**OBJECTIVE:**
Every record must be repeated exactly, with no omission.

<<<<

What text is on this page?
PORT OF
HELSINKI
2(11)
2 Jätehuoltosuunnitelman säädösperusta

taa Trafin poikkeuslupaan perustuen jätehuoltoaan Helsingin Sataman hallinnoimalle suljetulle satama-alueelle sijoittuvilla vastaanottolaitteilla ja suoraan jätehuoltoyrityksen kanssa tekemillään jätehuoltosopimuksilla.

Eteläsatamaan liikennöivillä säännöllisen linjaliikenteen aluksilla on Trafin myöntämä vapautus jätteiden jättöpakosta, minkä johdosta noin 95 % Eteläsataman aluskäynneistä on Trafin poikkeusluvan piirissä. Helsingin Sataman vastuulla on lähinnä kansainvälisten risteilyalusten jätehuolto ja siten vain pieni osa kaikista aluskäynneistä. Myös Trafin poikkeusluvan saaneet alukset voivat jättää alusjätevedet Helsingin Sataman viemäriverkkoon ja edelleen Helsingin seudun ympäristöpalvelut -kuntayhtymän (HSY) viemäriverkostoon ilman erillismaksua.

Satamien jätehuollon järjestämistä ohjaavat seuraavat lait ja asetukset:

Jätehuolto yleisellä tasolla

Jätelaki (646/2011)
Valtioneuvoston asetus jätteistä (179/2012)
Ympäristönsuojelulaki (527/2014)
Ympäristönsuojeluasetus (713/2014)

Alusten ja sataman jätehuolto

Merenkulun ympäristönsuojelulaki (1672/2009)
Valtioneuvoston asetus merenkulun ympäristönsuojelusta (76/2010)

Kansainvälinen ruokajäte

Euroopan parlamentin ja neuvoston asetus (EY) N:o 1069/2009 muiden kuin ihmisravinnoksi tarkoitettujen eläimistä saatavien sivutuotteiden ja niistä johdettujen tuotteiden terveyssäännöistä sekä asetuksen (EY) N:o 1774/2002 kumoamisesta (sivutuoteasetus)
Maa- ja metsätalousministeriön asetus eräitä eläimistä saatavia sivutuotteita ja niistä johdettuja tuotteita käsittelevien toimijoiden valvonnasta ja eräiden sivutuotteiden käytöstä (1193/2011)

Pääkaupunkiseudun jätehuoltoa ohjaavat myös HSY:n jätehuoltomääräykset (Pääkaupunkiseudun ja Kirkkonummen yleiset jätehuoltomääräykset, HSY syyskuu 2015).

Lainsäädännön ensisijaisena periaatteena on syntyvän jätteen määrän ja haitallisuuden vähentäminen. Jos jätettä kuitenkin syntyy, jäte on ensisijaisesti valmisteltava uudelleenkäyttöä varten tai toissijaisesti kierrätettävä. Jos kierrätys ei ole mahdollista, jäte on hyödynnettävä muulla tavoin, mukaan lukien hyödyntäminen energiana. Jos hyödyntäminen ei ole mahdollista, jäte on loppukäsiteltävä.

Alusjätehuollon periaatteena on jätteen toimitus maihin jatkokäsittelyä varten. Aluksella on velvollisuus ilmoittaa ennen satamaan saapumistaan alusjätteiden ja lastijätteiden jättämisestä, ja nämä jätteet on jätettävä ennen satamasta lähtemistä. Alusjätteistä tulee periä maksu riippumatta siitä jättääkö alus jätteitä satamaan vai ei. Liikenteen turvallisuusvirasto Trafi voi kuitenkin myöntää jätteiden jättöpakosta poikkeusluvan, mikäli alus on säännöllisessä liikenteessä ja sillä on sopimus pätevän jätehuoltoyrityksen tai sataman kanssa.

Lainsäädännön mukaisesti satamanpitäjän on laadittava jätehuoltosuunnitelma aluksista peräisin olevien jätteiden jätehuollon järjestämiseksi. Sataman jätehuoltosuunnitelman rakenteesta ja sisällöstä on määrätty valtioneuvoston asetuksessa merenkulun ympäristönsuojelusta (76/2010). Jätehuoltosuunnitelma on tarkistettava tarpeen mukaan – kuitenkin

>>>>

**ANSWER TO THE EXERCISE:**
What text is on this page?
PORT OF
HELSINKI
2(11)
2 Jätehuoltosuunnitelman säädösperusta

taa Trafin poikkeuslupaan perustuen jätehuoltoaan Helsingin Sataman hallinnoimalle suljetulle satama-alueelle sijoittuvilla vastaanottolaitteilla ja suoraan jätehuoltoyrityksen kanssa tekemillään jätehuoltosopimuksilla.

Eteläsatamaan liikennöivillä säännöllisen linjaliikenteen aluksilla on Trafin myöntämä vapautus jätteiden jättöpakosta, minkä johdosta noin 95 % Eteläsataman aluskäynneistä on Trafin poikkeusluvan piirissä. Helsingin Sataman vastuulla on lähinnä kansainvälisten risteilyalusten jätehuolto ja siten vain pieni osa kaikista aluskäynneistä. Myös Trafin poikkeusluvan saaneet alukset voivat jättää alusjätevedet Helsingin Sataman viemäriverkkoon ja edelleen Helsingin seudun ympäristöpalvelut -kuntayhtymän (HSY) viemäriverkostoon ilman erillismaksua.

Satamien jätehuollon järjestämistä ohjaavat seuraavat lait ja asetukset:

Jätehuolto yleisellä tasolla

Jätelaki (646/2011)
Valtioneuvoston asetus jätteistä (179/2012)
Ympäristönsuojelulaki (527/2014)
Ympäristönsuojeluasetus (713/2014)

Alusten ja sataman jätehuolto

Merenkulun ympäristönsuojelulaki (1672/2009)
Valtioneuvoston asetus merenkulun ympäristönsuojelusta (76/2010)

Kansainvälinen ruokajäte

Euroopan parlamentin ja neuvoston asetus (EY) N:o 1069/2009 muiden kuin ihmisravinnoksi tarkoitettujen eläimistä saatavien sivutuotteiden ja niistä johdettujen tuotteiden terveyssäännöistä sekä asetuksen (EY) N:o 1774/2002 kumoamisesta (sivutuoteasetus)
Maa- ja metsätalousministeriön asetus eräitä eläimistä saatavia sivutuotteita ja niistä johdettuja tuotteita käsittelevien toimijoiden valvonnasta ja eräiden sivutuotteiden käytöstä (1193/2011)

Pääkaupunkiseudun jätehuoltoa ohjaavat myös HSY:n jätehuoltomääräykset (Pääkaupunkiseudun ja Kirkkonummen yleiset jätehuoltomääräykset, HSY syyskuu 2015).

Lainsäädännön ensisijaisena periaatteena on syntyvän jätteen määrän ja haitallisuuden vähentäminen. Jos jätettä kuitenkin syntyy, jäte on ensisijaisesti valmisteltava uudelleenkäyttöä varten tai toissijaisesti kierrätettävä. Jos kierrätys ei ole mahdollista, jäte on hyödynnettävä muulla tavoin, mukaan lukien hyödyntäminen energiana. Jos hyödyntäminen ei ole mahdollista, jäte on loppukäsiteltävä.

Alusjätehuollon periaatteena on jätteen toimitus maihin jatkokäsittelyä varten. Aluksella on velvollisuus ilmoittaa ennen satamaan saapumistaan alusjätteiden ja lastijätteiden jättämisestä, ja nämä jätteet on jätettävä ennen satamasta lähtemistä. Alusjätteistä tulee periä maksu riippumatta siitä jättääkö alus jätteitä satamaan vai ei. Liikenteen turvallisuusvirasto Trafi voi kuitenkin myöntää jätteiden jättöpakosta poikkeusluvan, mikäli alus on säännöllisessä liikenteessä ja sillä on sopimus pätevän jätehuoltoyrityksen tai sataman kanssa.

Lainsäädännön mukaisesti satamanpitäjän on laadittava jätehuoltosuunnitelma aluksista peräisin olevien jätteiden jätehuollon järjestämiseksi. Sataman jätehuoltosuunnitelman rakenteesta ja sisällöstä on määrätty valtioneuvoston asetuksessa merenkulun ympäristönsuojelusta (76/2010). Jätehuoltosuunnitelma on tarkistettava tarpeen mukaan – kuitenkin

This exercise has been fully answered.